— BEGIN —

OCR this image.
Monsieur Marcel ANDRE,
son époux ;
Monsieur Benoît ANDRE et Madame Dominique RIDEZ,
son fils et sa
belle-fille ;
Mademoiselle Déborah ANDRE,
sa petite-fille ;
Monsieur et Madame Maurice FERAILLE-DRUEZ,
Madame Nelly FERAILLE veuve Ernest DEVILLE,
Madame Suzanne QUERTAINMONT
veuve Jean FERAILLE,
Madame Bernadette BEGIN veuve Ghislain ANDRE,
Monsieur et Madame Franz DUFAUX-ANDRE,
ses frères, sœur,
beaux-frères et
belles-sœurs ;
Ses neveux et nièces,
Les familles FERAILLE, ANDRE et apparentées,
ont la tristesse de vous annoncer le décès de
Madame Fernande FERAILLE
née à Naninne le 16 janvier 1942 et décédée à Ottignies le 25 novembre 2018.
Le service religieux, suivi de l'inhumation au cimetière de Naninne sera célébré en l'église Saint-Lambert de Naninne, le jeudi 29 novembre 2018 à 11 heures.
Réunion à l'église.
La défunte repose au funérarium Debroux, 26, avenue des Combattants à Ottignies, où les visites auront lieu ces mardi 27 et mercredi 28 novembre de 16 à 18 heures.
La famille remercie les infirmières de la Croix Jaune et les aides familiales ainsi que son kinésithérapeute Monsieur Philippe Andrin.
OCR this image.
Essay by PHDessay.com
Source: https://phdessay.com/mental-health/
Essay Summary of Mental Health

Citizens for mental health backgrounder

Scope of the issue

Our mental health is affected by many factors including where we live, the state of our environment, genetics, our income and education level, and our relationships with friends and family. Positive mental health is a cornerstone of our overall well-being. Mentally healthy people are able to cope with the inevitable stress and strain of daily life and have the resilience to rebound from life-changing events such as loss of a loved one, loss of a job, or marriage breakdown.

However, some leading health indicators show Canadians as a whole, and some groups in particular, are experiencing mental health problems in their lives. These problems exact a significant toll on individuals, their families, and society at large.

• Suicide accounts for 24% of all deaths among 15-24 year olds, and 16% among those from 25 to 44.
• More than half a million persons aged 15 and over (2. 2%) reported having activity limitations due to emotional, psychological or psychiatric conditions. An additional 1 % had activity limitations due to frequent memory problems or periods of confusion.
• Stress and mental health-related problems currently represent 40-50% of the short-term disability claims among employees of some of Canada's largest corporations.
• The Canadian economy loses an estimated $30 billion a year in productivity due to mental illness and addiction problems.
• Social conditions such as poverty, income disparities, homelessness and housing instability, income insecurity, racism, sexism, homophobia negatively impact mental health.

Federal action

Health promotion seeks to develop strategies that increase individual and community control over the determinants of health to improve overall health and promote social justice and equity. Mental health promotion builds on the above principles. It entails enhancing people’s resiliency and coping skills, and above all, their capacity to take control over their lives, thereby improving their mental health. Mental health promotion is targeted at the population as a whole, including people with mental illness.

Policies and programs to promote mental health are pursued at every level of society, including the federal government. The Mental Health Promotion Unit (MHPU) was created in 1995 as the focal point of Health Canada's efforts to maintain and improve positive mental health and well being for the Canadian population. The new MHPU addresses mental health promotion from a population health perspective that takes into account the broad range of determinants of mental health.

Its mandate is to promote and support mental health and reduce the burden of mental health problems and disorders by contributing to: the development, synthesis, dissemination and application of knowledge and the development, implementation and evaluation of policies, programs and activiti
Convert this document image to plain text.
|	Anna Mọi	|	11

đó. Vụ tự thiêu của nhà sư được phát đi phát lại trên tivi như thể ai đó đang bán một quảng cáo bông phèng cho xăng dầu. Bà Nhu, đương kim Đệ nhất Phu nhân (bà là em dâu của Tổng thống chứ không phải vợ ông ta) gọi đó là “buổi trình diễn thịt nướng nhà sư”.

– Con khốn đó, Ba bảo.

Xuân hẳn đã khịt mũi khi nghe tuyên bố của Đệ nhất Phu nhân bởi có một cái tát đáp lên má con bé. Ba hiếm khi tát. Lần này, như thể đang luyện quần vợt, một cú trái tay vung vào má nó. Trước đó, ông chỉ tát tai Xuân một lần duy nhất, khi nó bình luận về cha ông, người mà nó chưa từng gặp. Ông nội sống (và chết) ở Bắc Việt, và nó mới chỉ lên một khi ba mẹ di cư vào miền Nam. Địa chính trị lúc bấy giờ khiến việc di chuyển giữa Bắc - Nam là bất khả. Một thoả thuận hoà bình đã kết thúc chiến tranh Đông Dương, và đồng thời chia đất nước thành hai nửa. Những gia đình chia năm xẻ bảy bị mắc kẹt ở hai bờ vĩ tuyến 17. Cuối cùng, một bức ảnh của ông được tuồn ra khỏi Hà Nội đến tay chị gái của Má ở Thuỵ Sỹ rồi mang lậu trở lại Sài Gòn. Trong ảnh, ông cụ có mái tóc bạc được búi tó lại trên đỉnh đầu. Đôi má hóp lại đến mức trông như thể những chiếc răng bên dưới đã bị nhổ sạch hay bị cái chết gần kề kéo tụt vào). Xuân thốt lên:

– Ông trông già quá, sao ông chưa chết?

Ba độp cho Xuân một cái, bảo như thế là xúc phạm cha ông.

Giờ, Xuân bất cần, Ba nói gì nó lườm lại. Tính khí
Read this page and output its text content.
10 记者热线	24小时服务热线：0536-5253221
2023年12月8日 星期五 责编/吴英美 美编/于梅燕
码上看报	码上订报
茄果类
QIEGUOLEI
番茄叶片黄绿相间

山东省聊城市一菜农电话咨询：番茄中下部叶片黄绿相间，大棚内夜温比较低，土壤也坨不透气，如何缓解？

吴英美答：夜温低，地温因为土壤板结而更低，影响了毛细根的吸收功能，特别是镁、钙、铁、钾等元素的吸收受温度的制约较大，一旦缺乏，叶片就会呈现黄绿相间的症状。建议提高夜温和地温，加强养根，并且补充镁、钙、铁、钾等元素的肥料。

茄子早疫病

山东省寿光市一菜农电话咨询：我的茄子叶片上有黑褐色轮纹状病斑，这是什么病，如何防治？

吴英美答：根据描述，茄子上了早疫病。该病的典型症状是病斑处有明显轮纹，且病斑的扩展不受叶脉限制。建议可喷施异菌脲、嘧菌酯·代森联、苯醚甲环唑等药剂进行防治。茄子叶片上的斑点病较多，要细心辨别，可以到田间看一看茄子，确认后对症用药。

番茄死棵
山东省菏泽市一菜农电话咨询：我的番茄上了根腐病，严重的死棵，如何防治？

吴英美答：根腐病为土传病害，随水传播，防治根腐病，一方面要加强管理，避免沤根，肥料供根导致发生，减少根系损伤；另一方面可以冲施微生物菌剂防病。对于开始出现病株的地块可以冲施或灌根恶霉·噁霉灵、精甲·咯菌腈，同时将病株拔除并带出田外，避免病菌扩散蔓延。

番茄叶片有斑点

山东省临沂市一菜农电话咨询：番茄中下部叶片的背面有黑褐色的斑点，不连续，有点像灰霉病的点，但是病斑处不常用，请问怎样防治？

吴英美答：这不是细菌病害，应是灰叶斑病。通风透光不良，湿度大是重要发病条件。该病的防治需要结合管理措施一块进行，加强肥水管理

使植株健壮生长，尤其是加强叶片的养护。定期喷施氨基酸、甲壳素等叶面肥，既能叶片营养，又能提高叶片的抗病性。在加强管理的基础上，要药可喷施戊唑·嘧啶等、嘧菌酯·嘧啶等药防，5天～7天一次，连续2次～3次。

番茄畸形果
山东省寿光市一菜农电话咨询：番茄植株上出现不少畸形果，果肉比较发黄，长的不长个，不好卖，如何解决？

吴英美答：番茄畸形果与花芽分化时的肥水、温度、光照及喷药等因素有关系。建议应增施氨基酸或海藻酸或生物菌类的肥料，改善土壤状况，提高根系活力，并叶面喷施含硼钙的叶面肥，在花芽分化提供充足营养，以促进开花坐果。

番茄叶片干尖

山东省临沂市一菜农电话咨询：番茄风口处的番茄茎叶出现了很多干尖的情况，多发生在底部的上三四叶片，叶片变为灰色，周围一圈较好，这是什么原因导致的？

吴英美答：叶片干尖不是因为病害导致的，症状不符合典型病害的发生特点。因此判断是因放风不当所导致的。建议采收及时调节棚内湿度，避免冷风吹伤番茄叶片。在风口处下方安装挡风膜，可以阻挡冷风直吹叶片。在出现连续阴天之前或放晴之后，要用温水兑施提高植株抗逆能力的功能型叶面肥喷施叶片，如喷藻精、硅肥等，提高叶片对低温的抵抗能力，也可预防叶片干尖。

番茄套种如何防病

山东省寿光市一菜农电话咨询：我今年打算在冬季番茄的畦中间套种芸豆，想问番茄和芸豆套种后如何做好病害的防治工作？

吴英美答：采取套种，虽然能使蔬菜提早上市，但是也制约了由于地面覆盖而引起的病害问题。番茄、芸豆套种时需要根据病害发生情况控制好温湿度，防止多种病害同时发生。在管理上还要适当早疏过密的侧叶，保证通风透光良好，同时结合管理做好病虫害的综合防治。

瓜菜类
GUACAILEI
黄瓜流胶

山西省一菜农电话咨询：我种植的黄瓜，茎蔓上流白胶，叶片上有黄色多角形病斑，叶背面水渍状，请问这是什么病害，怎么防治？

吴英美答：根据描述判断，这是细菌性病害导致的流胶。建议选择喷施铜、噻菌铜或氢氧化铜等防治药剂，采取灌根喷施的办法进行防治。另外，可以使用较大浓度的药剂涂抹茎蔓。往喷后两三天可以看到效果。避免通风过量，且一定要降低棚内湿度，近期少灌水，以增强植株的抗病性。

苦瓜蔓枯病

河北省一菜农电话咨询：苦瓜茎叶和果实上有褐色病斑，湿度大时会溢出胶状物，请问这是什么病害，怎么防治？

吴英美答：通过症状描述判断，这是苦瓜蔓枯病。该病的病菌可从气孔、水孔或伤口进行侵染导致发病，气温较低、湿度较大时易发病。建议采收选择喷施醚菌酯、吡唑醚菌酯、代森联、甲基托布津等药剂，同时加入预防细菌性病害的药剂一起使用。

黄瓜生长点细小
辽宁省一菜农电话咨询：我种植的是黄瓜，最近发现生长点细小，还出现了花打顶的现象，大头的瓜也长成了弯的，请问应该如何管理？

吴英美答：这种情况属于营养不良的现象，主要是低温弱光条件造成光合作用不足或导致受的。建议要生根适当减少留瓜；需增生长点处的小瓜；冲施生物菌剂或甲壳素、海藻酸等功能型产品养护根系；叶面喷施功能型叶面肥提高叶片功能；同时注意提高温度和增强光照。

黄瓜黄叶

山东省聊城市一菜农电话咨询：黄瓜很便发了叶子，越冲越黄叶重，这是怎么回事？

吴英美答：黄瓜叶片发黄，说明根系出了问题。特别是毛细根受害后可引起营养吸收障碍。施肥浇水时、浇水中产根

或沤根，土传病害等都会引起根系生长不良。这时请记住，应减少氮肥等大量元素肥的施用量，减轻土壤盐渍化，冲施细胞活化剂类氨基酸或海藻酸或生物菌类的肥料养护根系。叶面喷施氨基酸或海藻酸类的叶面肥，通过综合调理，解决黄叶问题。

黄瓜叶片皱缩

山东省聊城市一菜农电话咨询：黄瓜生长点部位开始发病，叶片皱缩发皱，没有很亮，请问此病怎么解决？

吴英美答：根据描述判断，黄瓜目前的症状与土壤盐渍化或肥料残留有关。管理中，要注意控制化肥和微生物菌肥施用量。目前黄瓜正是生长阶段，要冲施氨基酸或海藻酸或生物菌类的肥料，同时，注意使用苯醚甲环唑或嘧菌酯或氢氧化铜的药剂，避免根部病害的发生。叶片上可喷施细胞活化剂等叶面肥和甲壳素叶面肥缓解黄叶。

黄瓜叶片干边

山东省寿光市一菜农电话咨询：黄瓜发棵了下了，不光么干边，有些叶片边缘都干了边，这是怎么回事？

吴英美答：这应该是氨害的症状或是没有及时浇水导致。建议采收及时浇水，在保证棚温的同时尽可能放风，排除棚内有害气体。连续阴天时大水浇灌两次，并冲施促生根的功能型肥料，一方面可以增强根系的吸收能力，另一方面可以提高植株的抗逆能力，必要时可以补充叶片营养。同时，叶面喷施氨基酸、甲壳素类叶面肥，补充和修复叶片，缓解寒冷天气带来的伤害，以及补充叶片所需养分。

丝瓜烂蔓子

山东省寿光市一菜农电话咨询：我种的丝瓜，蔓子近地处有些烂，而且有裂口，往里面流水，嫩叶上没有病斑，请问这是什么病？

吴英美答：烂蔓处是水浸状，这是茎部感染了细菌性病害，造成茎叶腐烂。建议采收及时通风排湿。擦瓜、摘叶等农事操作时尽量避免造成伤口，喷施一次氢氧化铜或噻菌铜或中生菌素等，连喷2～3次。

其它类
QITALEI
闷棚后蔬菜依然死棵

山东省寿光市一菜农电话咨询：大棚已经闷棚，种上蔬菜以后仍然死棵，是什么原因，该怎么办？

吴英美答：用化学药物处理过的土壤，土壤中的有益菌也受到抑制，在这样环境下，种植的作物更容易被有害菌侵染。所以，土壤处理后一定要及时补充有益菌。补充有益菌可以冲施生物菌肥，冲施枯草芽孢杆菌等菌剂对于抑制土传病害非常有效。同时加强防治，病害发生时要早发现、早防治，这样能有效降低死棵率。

— END —

Pull out each line of the listing that holds the string "山东省聊城市一菜农电话咨询".

### [Reply]
山东省聊城市一菜农电话咨询：番茄中下部叶片黄绿相间，大棚内夜温比较低，土壤也坨不透气，如何缓解？
山东省聊城市一菜农电话咨询：黄瓜很便发了叶子，越冲越黄叶重，这是怎么回事？
山东省聊城市一菜农电话咨询：黄瓜生长点部位开始发病，叶片皱缩发皱，没有很亮，请问此病怎么解决？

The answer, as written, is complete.